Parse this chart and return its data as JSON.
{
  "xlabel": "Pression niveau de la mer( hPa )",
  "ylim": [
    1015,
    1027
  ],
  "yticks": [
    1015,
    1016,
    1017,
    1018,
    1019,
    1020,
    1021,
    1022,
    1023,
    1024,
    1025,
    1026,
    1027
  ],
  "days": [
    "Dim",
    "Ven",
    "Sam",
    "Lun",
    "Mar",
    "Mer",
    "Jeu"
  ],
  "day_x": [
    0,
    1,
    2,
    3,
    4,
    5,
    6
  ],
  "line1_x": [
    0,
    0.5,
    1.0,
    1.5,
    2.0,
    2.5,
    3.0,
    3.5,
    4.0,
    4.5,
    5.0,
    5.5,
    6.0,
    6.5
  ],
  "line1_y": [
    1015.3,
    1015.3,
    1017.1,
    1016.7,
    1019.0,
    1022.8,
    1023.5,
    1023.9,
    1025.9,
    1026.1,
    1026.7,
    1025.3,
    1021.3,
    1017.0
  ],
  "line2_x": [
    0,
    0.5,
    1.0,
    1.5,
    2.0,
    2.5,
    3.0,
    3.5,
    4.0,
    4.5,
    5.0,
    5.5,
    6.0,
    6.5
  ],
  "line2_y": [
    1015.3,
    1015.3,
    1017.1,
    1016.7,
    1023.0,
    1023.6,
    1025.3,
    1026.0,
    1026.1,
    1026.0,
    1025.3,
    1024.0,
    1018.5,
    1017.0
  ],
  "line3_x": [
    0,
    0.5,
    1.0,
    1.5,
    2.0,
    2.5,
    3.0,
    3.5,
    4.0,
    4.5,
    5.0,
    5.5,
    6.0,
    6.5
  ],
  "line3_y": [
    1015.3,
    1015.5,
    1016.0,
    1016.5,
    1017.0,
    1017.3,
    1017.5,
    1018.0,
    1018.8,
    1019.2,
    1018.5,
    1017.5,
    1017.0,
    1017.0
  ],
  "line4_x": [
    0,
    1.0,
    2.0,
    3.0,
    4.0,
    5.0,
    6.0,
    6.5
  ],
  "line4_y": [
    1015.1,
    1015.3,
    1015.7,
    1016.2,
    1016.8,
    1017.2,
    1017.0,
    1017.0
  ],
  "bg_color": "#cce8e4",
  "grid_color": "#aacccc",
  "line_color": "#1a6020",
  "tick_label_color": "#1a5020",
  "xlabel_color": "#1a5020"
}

§ **Short problem**
Retype all of the material above with every character intact.

§ **Exercise result**
Parse this chart and return its data as JSON.
{
  "xlabel": "Pression niveau de la mer( hPa )",
  "ylim": [
    1015,
    1027
  ],
  "yticks": [
    1015,
    1016,
    1017,
    1018,
    1019,
    1020,
    1021,
    1022,
    1023,
    1024,
    1025,
    1026,
    1027
  ],
  "days": [
    "Dim",
    "Ven",
    "Sam",
    "Lun",
    "Mar",
    "Mer",
    "Jeu"
  ],
  "day_x": [
    0,
    1,
    2,
    3,
    4,
    5,
    6
  ],
  "line1_x": [
    0,
    0.5,
    1.0,
    1.5,
    2.0,
    2.5,
    3.0,
    3.5,
    4.0,
    4.5,
    5.0,
    5.5,
    6.0,
    6.5
  ],
  "line1_y": [
    1015.3,
    1015.3,
    1017.1,
    1016.7,
    1019.0,
    1022.8,
    1023.5,
    1023.9,
    1025.9,
    1026.1,
    1026.7,
    1025.3,
    1021.3,
    1017.0
  ],
  "line2_x": [
    0,
    0.5,
    1.0,
    1.5,
    2.0,
    2.5,
    3.0,
    3.5,
    4.0,
    4.5,
    5.0,
    5.5,
    6.0,
    6.5
  ],
  "line2_y": [
    1015.3,
    1015.3,
    1017.1,
    1016.7,
    1023.0,
    1023.6,
    1025.3,
    1026.0,
    1026.1,
    1026.0,
    1025.3,
    1024.0,
    1018.5,
    1017.0
  ],
  "line3_x": [
    0,
    0.5,
    1.0,
    1.5,
    2.0,
    2.5,
    3.0,
    3.5,
    4.0,
    4.5,
    5.0,
    5.5,
    6.0,
    6.5
  ],
  "line3_y": [
    1015.3,
    1015.5,
    1016.0,
    1016.5,
    1017.0,
    1017.3,
    1017.5,
    1018.0,
    1018.8,
    1019.2,
    1018.5,
    1017.5,
    1017.0,
    1017.0
  ],
  "line4_x": [
    0,
    1.0,
    2.0,
    3.0,
    4.0,
    5.0,
    6.0,
    6.5
  ],
  "line4_y": [
    1015.1,
    1015.3,
    1015.7,
    1016.2,
    1016.8,
    1017.2,
    1017.0,
    1017.0
  ],
  "bg_color": "#cce8e4",
  "grid_color": "#aacccc",
  "line_color": "#1a6020",
  "tick_label_color": "#1a5020",
  "xlabel_color": "#1a5020"
}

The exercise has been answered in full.